Begin EXERCISE MATERIAL

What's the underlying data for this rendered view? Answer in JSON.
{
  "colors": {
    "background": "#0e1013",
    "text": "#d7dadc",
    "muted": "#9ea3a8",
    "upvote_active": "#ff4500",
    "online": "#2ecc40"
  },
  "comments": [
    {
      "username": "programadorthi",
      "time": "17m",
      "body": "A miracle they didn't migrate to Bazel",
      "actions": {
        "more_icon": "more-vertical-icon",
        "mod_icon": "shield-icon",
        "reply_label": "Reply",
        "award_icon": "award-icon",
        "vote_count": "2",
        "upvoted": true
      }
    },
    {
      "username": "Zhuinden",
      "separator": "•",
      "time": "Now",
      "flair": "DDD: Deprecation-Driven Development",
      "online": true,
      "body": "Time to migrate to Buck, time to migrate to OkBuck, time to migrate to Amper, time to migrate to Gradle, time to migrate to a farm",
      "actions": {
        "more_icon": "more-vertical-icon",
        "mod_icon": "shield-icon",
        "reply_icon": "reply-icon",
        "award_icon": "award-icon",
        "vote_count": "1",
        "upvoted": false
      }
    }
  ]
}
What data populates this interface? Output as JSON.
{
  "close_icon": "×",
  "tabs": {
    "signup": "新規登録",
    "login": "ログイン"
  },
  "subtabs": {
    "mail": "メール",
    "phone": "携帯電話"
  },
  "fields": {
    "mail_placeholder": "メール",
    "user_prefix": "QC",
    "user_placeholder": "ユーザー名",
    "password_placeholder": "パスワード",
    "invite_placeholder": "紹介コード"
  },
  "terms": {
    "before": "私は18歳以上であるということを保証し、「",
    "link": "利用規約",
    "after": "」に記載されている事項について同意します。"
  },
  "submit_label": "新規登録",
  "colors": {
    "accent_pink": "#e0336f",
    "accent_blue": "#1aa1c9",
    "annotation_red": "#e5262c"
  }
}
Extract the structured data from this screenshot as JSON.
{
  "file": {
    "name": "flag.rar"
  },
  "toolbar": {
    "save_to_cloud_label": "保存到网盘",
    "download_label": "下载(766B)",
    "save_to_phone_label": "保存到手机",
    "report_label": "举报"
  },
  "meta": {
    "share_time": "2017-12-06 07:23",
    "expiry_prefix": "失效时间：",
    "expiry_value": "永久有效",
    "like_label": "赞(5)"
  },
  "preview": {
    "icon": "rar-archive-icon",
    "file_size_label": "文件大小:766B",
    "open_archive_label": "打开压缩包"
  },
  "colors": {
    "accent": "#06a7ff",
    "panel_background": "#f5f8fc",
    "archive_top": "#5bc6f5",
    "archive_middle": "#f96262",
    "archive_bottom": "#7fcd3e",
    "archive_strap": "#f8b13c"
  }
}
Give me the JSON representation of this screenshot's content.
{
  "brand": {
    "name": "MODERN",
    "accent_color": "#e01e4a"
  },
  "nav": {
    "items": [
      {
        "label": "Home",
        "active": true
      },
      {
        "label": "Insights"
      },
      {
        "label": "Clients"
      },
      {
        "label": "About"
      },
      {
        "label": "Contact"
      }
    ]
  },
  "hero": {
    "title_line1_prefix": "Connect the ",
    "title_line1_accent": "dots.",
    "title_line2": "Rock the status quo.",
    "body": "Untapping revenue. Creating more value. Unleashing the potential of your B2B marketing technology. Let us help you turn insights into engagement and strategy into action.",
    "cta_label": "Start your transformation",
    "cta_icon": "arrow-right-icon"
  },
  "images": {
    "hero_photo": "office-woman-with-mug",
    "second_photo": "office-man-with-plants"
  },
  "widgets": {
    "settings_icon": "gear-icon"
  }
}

End EXERCISE MATERIAL

▶ [WORK INSTRUCTIONS]
Every line of the data above should be copied exactly.

▶ [THE RESPONSE]
What's the underlying data for this rendered view? Answer in JSON.
{
  "colors": {
    "background": "#0e1013",
    "text": "#d7dadc",
    "muted": "#9ea3a8",
    "upvote_active": "#ff4500",
    "online": "#2ecc40"
  },
  "comments": [
    {
      "username": "programadorthi",
      "time": "17m",
      "body": "A miracle they didn't migrate to Bazel",
      "actions": {
        "more_icon": "more-vertical-icon",
        "mod_icon": "shield-icon",
        "reply_label": "Reply",
        "award_icon": "award-icon",
        "vote_count": "2",
        "upvoted": true
      }
    },
    {
      "username": "Zhuinden",
      "separator": "•",
      "time": "Now",
      "flair": "DDD: Deprecation-Driven Development",
      "online": true,
      "body": "Time to migrate to Buck, time to migrate to OkBuck, time to migrate to Amper, time to migrate to Gradle, time to migrate to a farm",
      "actions": {
        "more_icon": "more-vertical-icon",
        "mod_icon": "shield-icon",
        "reply_icon": "reply-icon",
        "award_icon": "award-icon",
        "vote_count": "1",
        "upvoted": false
      }
    }
  ]
}
What data populates this interface? Output as JSON.
{
  "close_icon": "×",
  "tabs": {
    "signup": "新規登録",
    "login": "ログイン"
  },
  "subtabs": {
    "mail": "メール",
    "phone": "携帯電話"
  },
  "fields": {
    "mail_placeholder": "メール",
    "user_prefix": "QC",
    "user_placeholder": "ユーザー名",
    "password_placeholder": "パスワード",
    "invite_placeholder": "紹介コード"
  },
  "terms": {
    "before": "私は18歳以上であるということを保証し、「",
    "link": "利用規約",
    "after": "」に記載されている事項について同意します。"
  },
  "submit_label": "新規登録",
  "colors": {
    "accent_pink": "#e0336f",
    "accent_blue": "#1aa1c9",
    "annotation_red": "#e5262c"
  }
}
Extract the structured data from this screenshot as JSON.
{
  "file": {
    "name": "flag.rar"
  },
  "toolbar": {
    "save_to_cloud_label": "保存到网盘",
    "download_label": "下载(766B)",
    "save_to_phone_label": "保存到手机",
    "report_label": "举报"
  },
  "meta": {
    "share_time": "2017-12-06 07:23",
    "expiry_prefix": "失效时间：",
    "expiry_value": "永久有效",
    "like_label": "赞(5)"
  },
  "preview": {
    "icon": "rar-archive-icon",
    "file_size_label": "文件大小:766B",
    "open_archive_label": "打开压缩包"
  },
  "colors": {
    "accent": "#06a7ff",
    "panel_background": "#f5f8fc",
    "archive_top": "#5bc6f5",
    "archive_middle": "#f96262",
    "archive_bottom": "#7fcd3e",
    "archive_strap": "#f8b13c"
  }
}
Give me the JSON representation of this screenshot's content.
{
  "brand": {
    "name": "MODERN",
    "accent_color": "#e01e4a"
  },
  "nav": {
    "items": [
      {
        "label": "Home",
        "active": true
      },
      {
        "label": "Insights"
      },
      {
        "label": "Clients"
      },
      {
        "label": "About"
      },
      {
        "label": "Contact"
      }
    ]
  },
  "hero": {
    "title_line1_prefix": "Connect the ",
    "title_line1_accent": "dots.",
    "title_line2": "Rock the status quo.",
    "body": "Untapping revenue. Creating more value. Unleashing the potential of your B2B marketing technology. Let us help you turn insights into engagement and strategy into action.",
    "cta_label": "Start your transformation",
    "cta_icon": "arrow-right-icon"
  },
  "images": {
    "hero_photo": "office-woman-with-mug",
    "second_photo": "office-man-with-plants"
  },
  "widgets": {
    "settings_icon": "gear-icon"
  }
}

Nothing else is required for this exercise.